<<<<

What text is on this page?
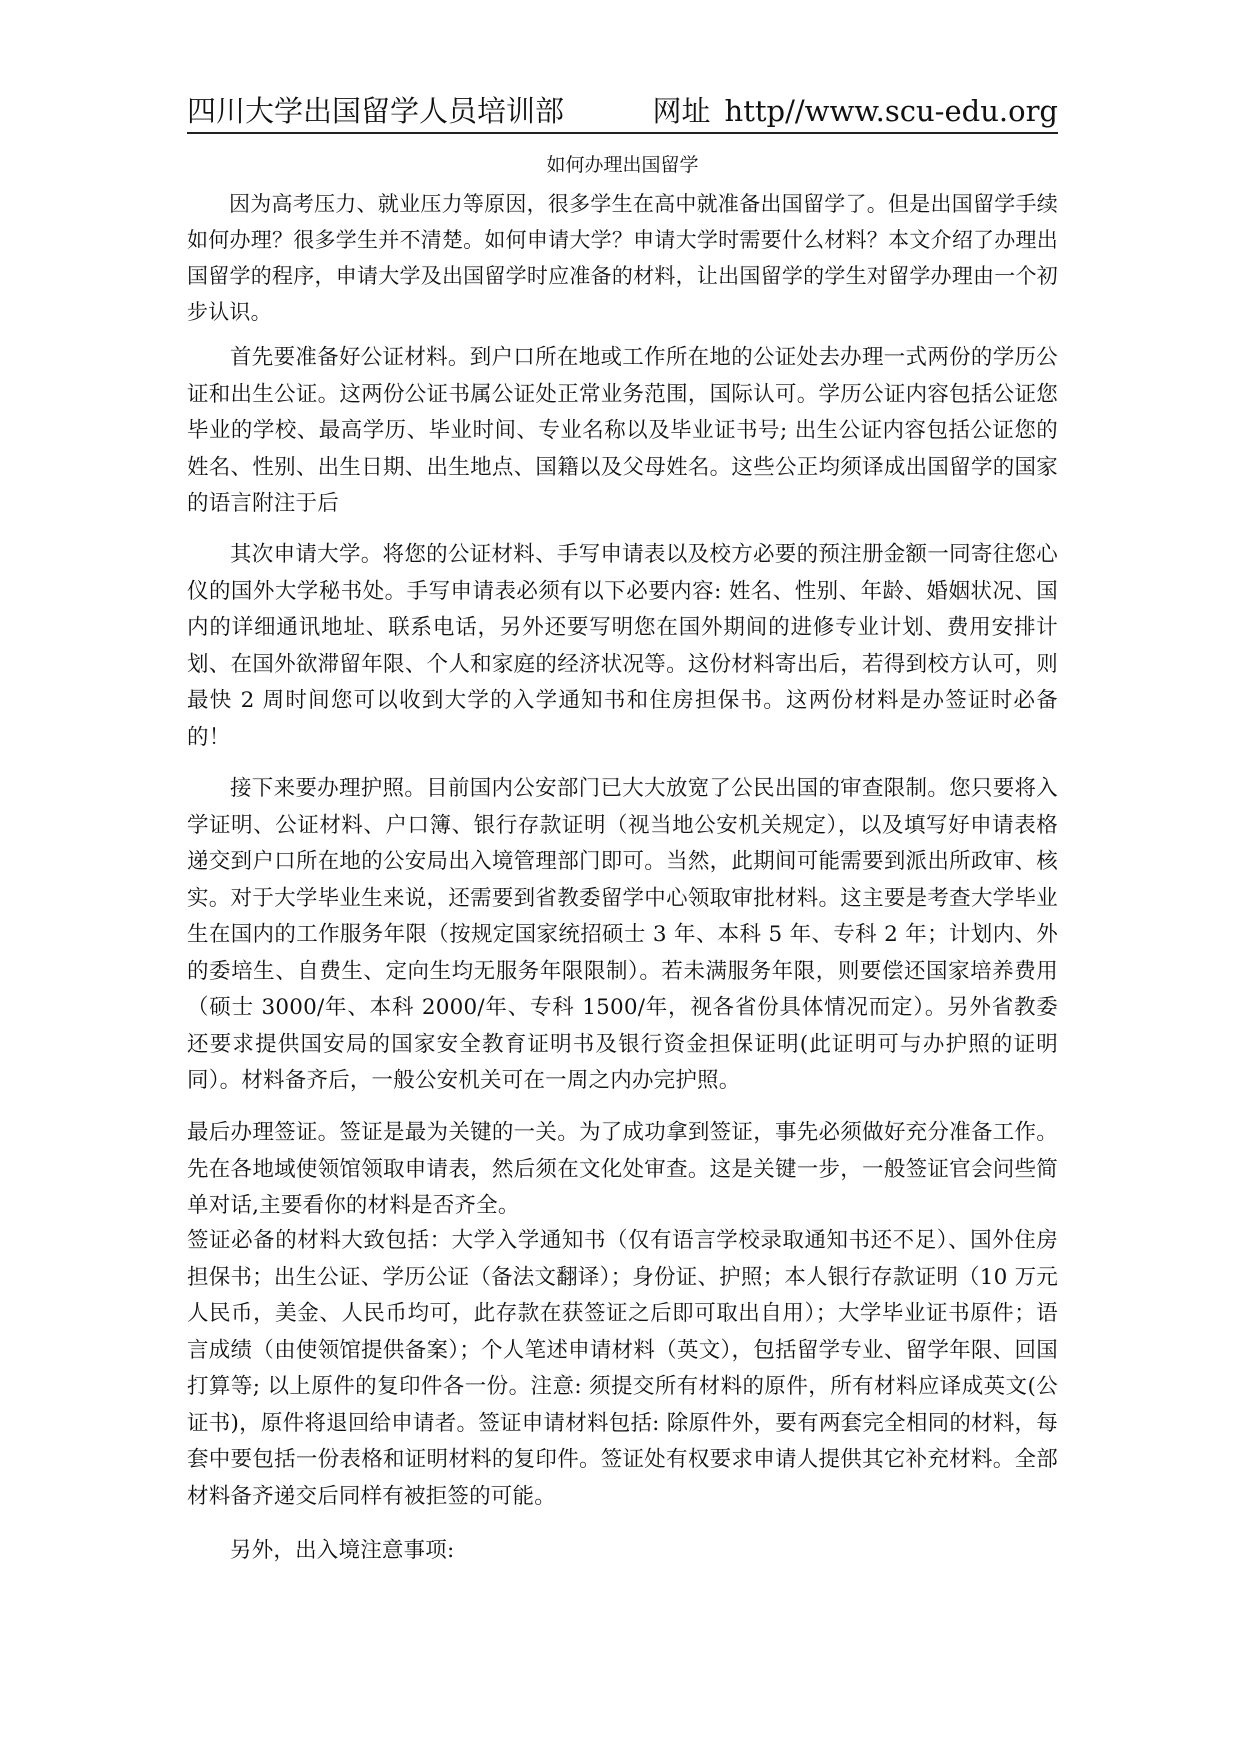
四川大学出国留学人员培训部	网址 http//www.scu-edu.org
如何办理出国留学

因为高考压力、就业压力等原因，很多学生在高中就准备出国留学了。但是出国留学手续如何办理？很多学生并不清楚。如何申请大学？申请大学时需要什么材料？本文介绍了办理出国留学的程序，申请大学及出国留学时应准备的材料，让出国留学的学生对留学办理由一个初步认识。

首先要准备好公证材料。到户口所在地或工作所在地的公证处去办理一式两份的学历公证和出生公证。这两份公证书属公证处正常业务范围，国际认可。学历公证内容包括公证您毕业的学校、最高学历、毕业时间、专业名称以及毕业证书号; 出生公证内容包括公证您的姓名、性别、出生日期、出生地点、国籍以及父母姓名。这些公正均须译成出国留学的国家的语言附注于后

其次申请大学。将您的公证材料、手写申请表以及校方必要的预注册金额一同寄往您心仪的国外大学秘书处。手写申请表必须有以下必要内容: 姓名、性别、年龄、婚姻状况、国内的详细通讯地址、联系电话，另外还要写明您在国外期间的进修专业计划、费用安排计划、在国外欲滞留年限、个人和家庭的经济状况等。这份材料寄出后，若得到校方认可，则最快 2 周时间您可以收到大学的入学通知书和住房担保书。这两份材料是办签证时必备的！

接下来要办理护照。目前国内公安部门已大大放宽了公民出国的审查限制。您只要将入学证明、公证材料、户口簿、银行存款证明（视当地公安机关规定），以及填写好申请表格递交到户口所在地的公安局出入境管理部门即可。当然，此期间可能需要到派出所政审、核实。对于大学毕业生来说，还需要到省教委留学中心领取审批材料。这主要是考查大学毕业生在国内的工作服务年限（按规定国家统招硕士 3 年、本科 5 年、专科 2 年；计划内、外的委培生、自费生、定向生均无服务年限限制）。若未满服务年限，则要偿还国家培养费用（硕士 3000/年、本科 2000/年、专科 1500/年，视各省份具体情况而定）。另外省教委还要求提供国安局的国家安全教育证明书及银行资金担保证明(此证明可与办护照的证明同）。材料备齐后，一般公安机关可在一周之内办完护照。

最后办理签证。签证是最为关键的一关。为了成功拿到签证，事先必须做好充分准备工作。先在各地域使领馆领取申请表，然后须在文化处审查。这是关键一步，一般签证官会问些简单对话,主要看你的材料是否齐全。

签证必备的材料大致包括：大学入学通知书（仅有语言学校录取通知书还不足）、国外住房担保书；出生公证、学历公证（备法文翻译）；身份证、护照；本人银行存款证明（10 万元人民币，美金、人民币均可，此存款在获签证之后即可取出自用）；大学毕业证书原件；语言成绩（由使领馆提供备案）；个人笔述申请材料（英文），包括留学专业、留学年限、回国打算等; 以上原件的复印件各一份。注意: 须提交所有材料的原件，所有材料应译成英文(公证书)，原件将退回给申请者。签证申请材料包括: 除原件外，要有两套完全相同的材料，每套中要包括一份表格和证明材料的复印件。签证处有权要求申请人提供其它补充材料。全部材料备齐递交后同样有被拒签的可能。

另外，出入境注意事项:
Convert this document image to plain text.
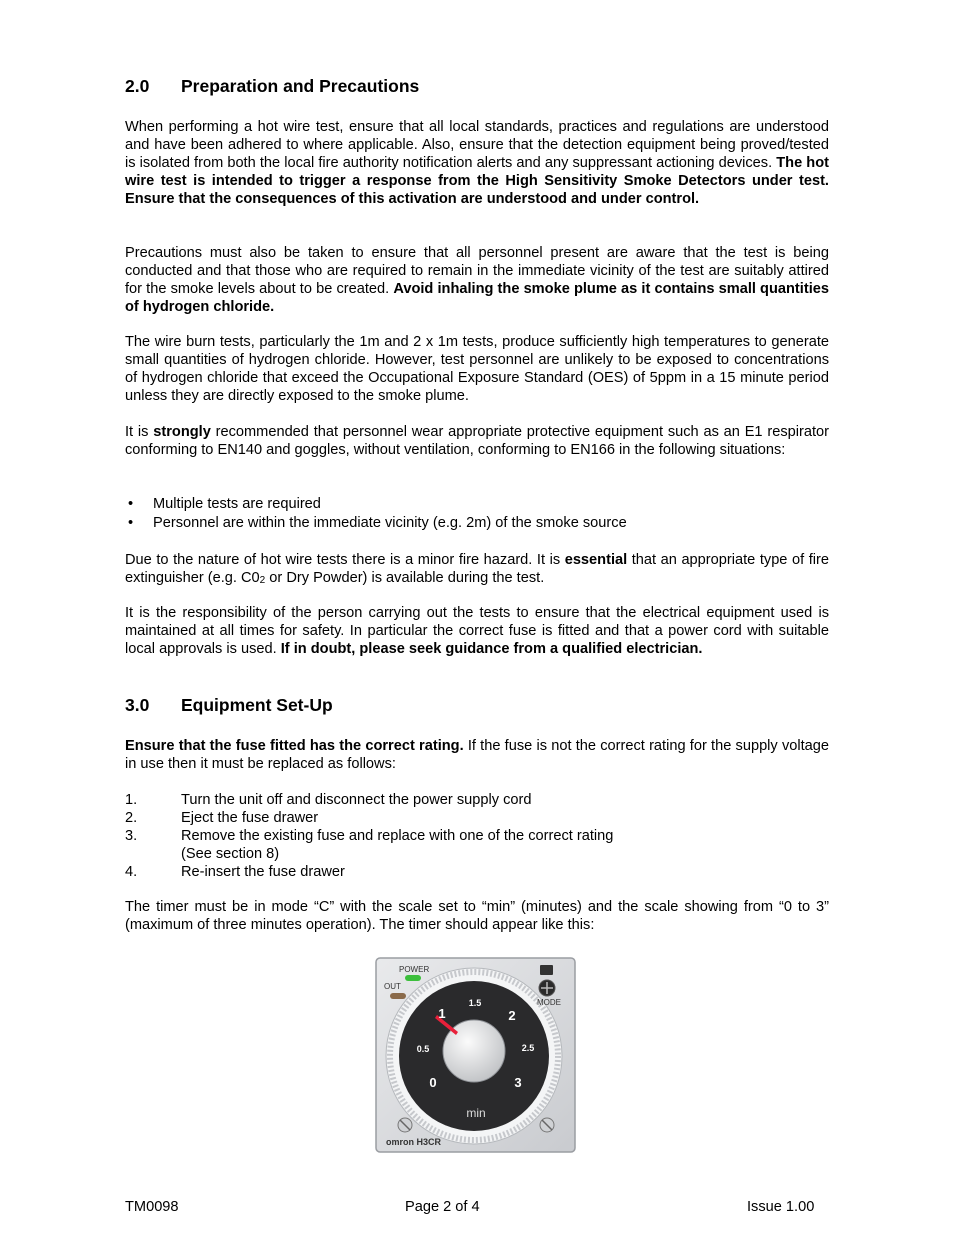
2.0 Preparation and Precautions

When performing a hot wire test, ensure that all local standards, practices and regulations are understood and have been adhered to where applicable. Also, ensure that the detection equipment being proved/tested is isolated from both the local fire authority notification alerts and any suppressant actioning devices. The hot wire test is intended to trigger a response from the High Sensitivity Smoke Detectors under test. Ensure that the consequences of this activation are understood and under control.

Precautions must also be taken to ensure that all personnel present are aware that the test is being conducted and that those who are required to remain in the immediate vicinity of the test are suitably attired for the smoke levels about to be created. Avoid inhaling the smoke plume as it contains small quantities of hydrogen chloride.

The wire burn tests, particularly the 1m and 2 x 1m tests, produce sufficiently high temperatures to generate small quantities of hydrogen chloride. However, test personnel are unlikely to be exposed to concentrations of hydrogen chloride that exceed the Occupational Exposure Standard (OES) of 5ppm in a 15 minute period unless they are directly exposed to the smoke plume.

It is strongly recommended that personnel wear appropriate protective equipment such as an E1 respirator conforming to EN140 and goggles, without ventilation, conforming to EN166 in the following situations:

• Multiple tests are required
• Personnel are within the immediate vicinity (e.g. 2m) of the smoke source

Due to the nature of hot wire tests there is a minor fire hazard. It is essential that an appropriate type of fire extinguisher (e.g. $C0_2$ or Dry Powder) is available during the test.

It is the responsibility of the person carrying out the tests to ensure that the electrical equipment used is maintained at all times for safety. In particular the correct fuse is fitted and that a power cord with suitable local approvals is used. If in doubt, please seek guidance from a qualified electrician.

3.0 Equipment Set-Up

Ensure that the fuse fitted has the correct rating. If the fuse is not the correct rating for the supply voltage in use then it must be replaced as follows:

1.	Turn the unit off and disconnect the power supply cord
2.	Eject the fuse drawer
3.	Remove the existing fuse and replace with one of the correct rating
(See section 8)
4.	Re-insert the fuse drawer

The timer must be in mode “C” with the scale set to “min” (minutes) and the scale showing from “0 to 3” (maximum of three minutes operation). The timer should appear like this:

0
0.5
1
1.5
2
2.5
3
min
POWER
OUT
MODE
omron H3CR
TM0098	Page 2 of 4	Issue 1.00
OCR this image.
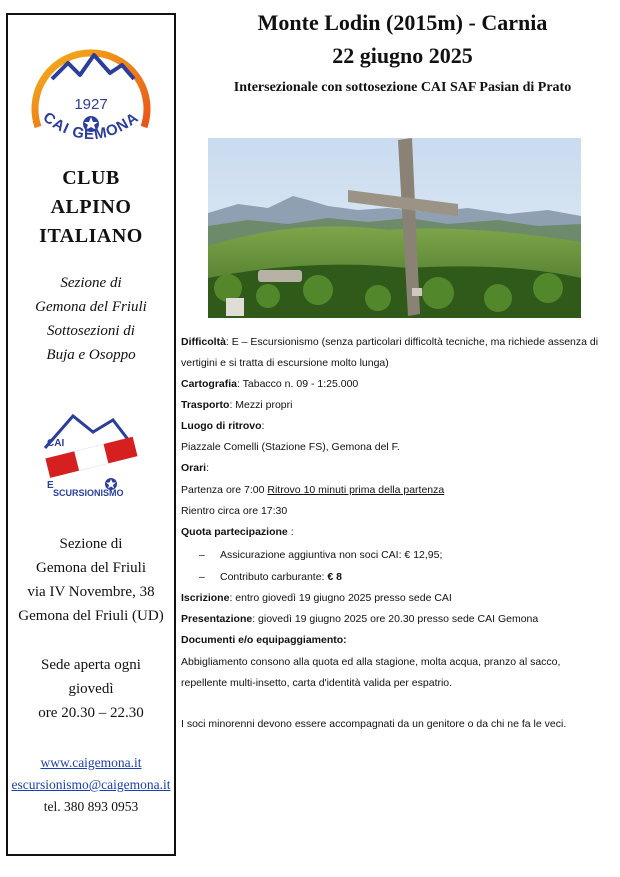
1927
CAI GEMONA
CLUB
ALPINO
ITALIANO
Sezione di
Gemona del Friuli
Sottosezioni di
Buja e Osoppo
CAI
E
SCURSIONISMO
Sezione di
Gemona del Friuli
via IV Novembre, 38
Gemona del Friuli (UD)
Sede aperta ogni
giovedì
ore 20.30 – 22.30
www.caigemona.it
escursionismo@caigemona.it
tel. 380 893 0953
Monte Lodin (2015m) - Carnia
22 giugno 2025
Intersezionale con sottosezione CAI SAF Pasian di Prato
Difficoltà: E – Escursionismo (senza particolari difficoltà tecniche, ma richiede assenza di
vertigini e si tratta di escursione molto lunga)
Cartografia: Tabacco n. 09 - 1:25.000
Trasporto: Mezzi propri
Luogo di ritrovo:
Piazzale Comelli (Stazione FS), Gemona del F.
Orari:
Partenza ore 7:00 Ritrovo 10 minuti prima della partenza
Rientro circa ore 17:30
Quota partecipazione :
– Assicurazione aggiuntiva non soci CAI: € 12,95;
– Contributo carburante: € 8
Iscrizione: entro giovedì 19 giugno 2025 presso sede CAI
Presentazione: giovedì 19 giugno 2025 ore 20.30 presso sede CAI Gemona
Documenti e/o equipaggiamento:
Abbigliamento consono alla quota ed alla stagione, molta acqua, pranzo al sacco,
repellente multi-insetto, carta d'identità valida per espatrio.
I soci minorenni devono essere accompagnati da un genitore o da chi ne fa le veci.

>>>>

→ **GIVEN INSTRUCTION**
Write the entries above out in full, exactly, with no images.

→ **SOLUTION FOR THIS EXERCISE**
What text is on this page?
四川大学出国留学人员培训部	网址 http//www.scu-edu.org
如何办理出国留学

因为高考压力、就业压力等原因，很多学生在高中就准备出国留学了。但是出国留学手续如何办理？很多学生并不清楚。如何申请大学？申请大学时需要什么材料？本文介绍了办理出国留学的程序，申请大学及出国留学时应准备的材料，让出国留学的学生对留学办理由一个初步认识。

首先要准备好公证材料。到户口所在地或工作所在地的公证处去办理一式两份的学历公证和出生公证。这两份公证书属公证处正常业务范围，国际认可。学历公证内容包括公证您毕业的学校、最高学历、毕业时间、专业名称以及毕业证书号; 出生公证内容包括公证您的姓名、性别、出生日期、出生地点、国籍以及父母姓名。这些公正均须译成出国留学的国家的语言附注于后

其次申请大学。将您的公证材料、手写申请表以及校方必要的预注册金额一同寄往您心仪的国外大学秘书处。手写申请表必须有以下必要内容: 姓名、性别、年龄、婚姻状况、国内的详细通讯地址、联系电话，另外还要写明您在国外期间的进修专业计划、费用安排计划、在国外欲滞留年限、个人和家庭的经济状况等。这份材料寄出后，若得到校方认可，则最快 2 周时间您可以收到大学的入学通知书和住房担保书。这两份材料是办签证时必备的！

接下来要办理护照。目前国内公安部门已大大放宽了公民出国的审查限制。您只要将入学证明、公证材料、户口簿、银行存款证明（视当地公安机关规定），以及填写好申请表格递交到户口所在地的公安局出入境管理部门即可。当然，此期间可能需要到派出所政审、核实。对于大学毕业生来说，还需要到省教委留学中心领取审批材料。这主要是考查大学毕业生在国内的工作服务年限（按规定国家统招硕士 3 年、本科 5 年、专科 2 年；计划内、外的委培生、自费生、定向生均无服务年限限制）。若未满服务年限，则要偿还国家培养费用（硕士 3000/年、本科 2000/年、专科 1500/年，视各省份具体情况而定）。另外省教委还要求提供国安局的国家安全教育证明书及银行资金担保证明(此证明可与办护照的证明同）。材料备齐后，一般公安机关可在一周之内办完护照。

最后办理签证。签证是最为关键的一关。为了成功拿到签证，事先必须做好充分准备工作。先在各地域使领馆领取申请表，然后须在文化处审查。这是关键一步，一般签证官会问些简单对话,主要看你的材料是否齐全。

签证必备的材料大致包括：大学入学通知书（仅有语言学校录取通知书还不足）、国外住房担保书；出生公证、学历公证（备法文翻译）；身份证、护照；本人银行存款证明（10 万元人民币，美金、人民币均可，此存款在获签证之后即可取出自用）；大学毕业证书原件；语言成绩（由使领馆提供备案）；个人笔述申请材料（英文），包括留学专业、留学年限、回国打算等; 以上原件的复印件各一份。注意: 须提交所有材料的原件，所有材料应译成英文(公证书)，原件将退回给申请者。签证申请材料包括: 除原件外，要有两套完全相同的材料，每套中要包括一份表格和证明材料的复印件。签证处有权要求申请人提供其它补充材料。全部材料备齐递交后同样有被拒签的可能。

另外，出入境注意事项:
Convert this document image to plain text.
2.0 Preparation and Precautions

When performing a hot wire test, ensure that all local standards, practices and regulations are understood and have been adhered to where applicable. Also, ensure that the detection equipment being proved/tested is isolated from both the local fire authority notification alerts and any suppressant actioning devices. The hot wire test is intended to trigger a response from the High Sensitivity Smoke Detectors under test. Ensure that the consequences of this activation are understood and under control.

Precautions must also be taken to ensure that all personnel present are aware that the test is being conducted and that those who are required to remain in the immediate vicinity of the test are suitably attired for the smoke levels about to be created. Avoid inhaling the smoke plume as it contains small quantities of hydrogen chloride.

The wire burn tests, particularly the 1m and 2 x 1m tests, produce sufficiently high temperatures to generate small quantities of hydrogen chloride. However, test personnel are unlikely to be exposed to concentrations of hydrogen chloride that exceed the Occupational Exposure Standard (OES) of 5ppm in a 15 minute period unless they are directly exposed to the smoke plume.

It is strongly recommended that personnel wear appropriate protective equipment such as an E1 respirator conforming to EN140 and goggles, without ventilation, conforming to EN166 in the following situations:

• Multiple tests are required
• Personnel are within the immediate vicinity (e.g. 2m) of the smoke source

Due to the nature of hot wire tests there is a minor fire hazard. It is essential that an appropriate type of fire extinguisher (e.g. $C0_2$ or Dry Powder) is available during the test.

It is the responsibility of the person carrying out the tests to ensure that the electrical equipment used is maintained at all times for safety. In particular the correct fuse is fitted and that a power cord with suitable local approvals is used. If in doubt, please seek guidance from a qualified electrician.

3.0 Equipment Set-Up

Ensure that the fuse fitted has the correct rating. If the fuse is not the correct rating for the supply voltage in use then it must be replaced as follows:

1.	Turn the unit off and disconnect the power supply cord
2.	Eject the fuse drawer
3.	Remove the existing fuse and replace with one of the correct rating
(See section 8)
4.	Re-insert the fuse drawer

The timer must be in mode “C” with the scale set to “min” (minutes) and the scale showing from “0 to 3” (maximum of three minutes operation). The timer should appear like this:

0
0.5
1
1.5
2
2.5
3
min
POWER
OUT
MODE
omron H3CR
TM0098	Page 2 of 4	Issue 1.00
OCR this image.
1927
CAI GEMONA
CLUB
ALPINO
ITALIANO
Sezione di
Gemona del Friuli
Sottosezioni di
Buja e Osoppo
CAI
E
SCURSIONISMO
Sezione di
Gemona del Friuli
via IV Novembre, 38
Gemona del Friuli (UD)
Sede aperta ogni
giovedì
ore 20.30 – 22.30
www.caigemona.it
escursionismo@caigemona.it
tel. 380 893 0953
Monte Lodin (2015m) - Carnia
22 giugno 2025
Intersezionale con sottosezione CAI SAF Pasian di Prato
Difficoltà: E – Escursionismo (senza particolari difficoltà tecniche, ma richiede assenza di
vertigini e si tratta di escursione molto lunga)
Cartografia: Tabacco n. 09 - 1:25.000
Trasporto: Mezzi propri
Luogo di ritrovo:
Piazzale Comelli (Stazione FS), Gemona del F.
Orari:
Partenza ore 7:00 Ritrovo 10 minuti prima della partenza
Rientro circa ore 17:30
Quota partecipazione :
– Assicurazione aggiuntiva non soci CAI: € 12,95;
– Contributo carburante: € 8
Iscrizione: entro giovedì 19 giugno 2025 presso sede CAI
Presentazione: giovedì 19 giugno 2025 ore 20.30 presso sede CAI Gemona
Documenti e/o equipaggiamento:
Abbigliamento consono alla quota ed alla stagione, molta acqua, pranzo al sacco,
repellente multi-insetto, carta d'identità valida per espatrio.
I soci minorenni devono essere accompagnati da un genitore o da chi ne fa le veci.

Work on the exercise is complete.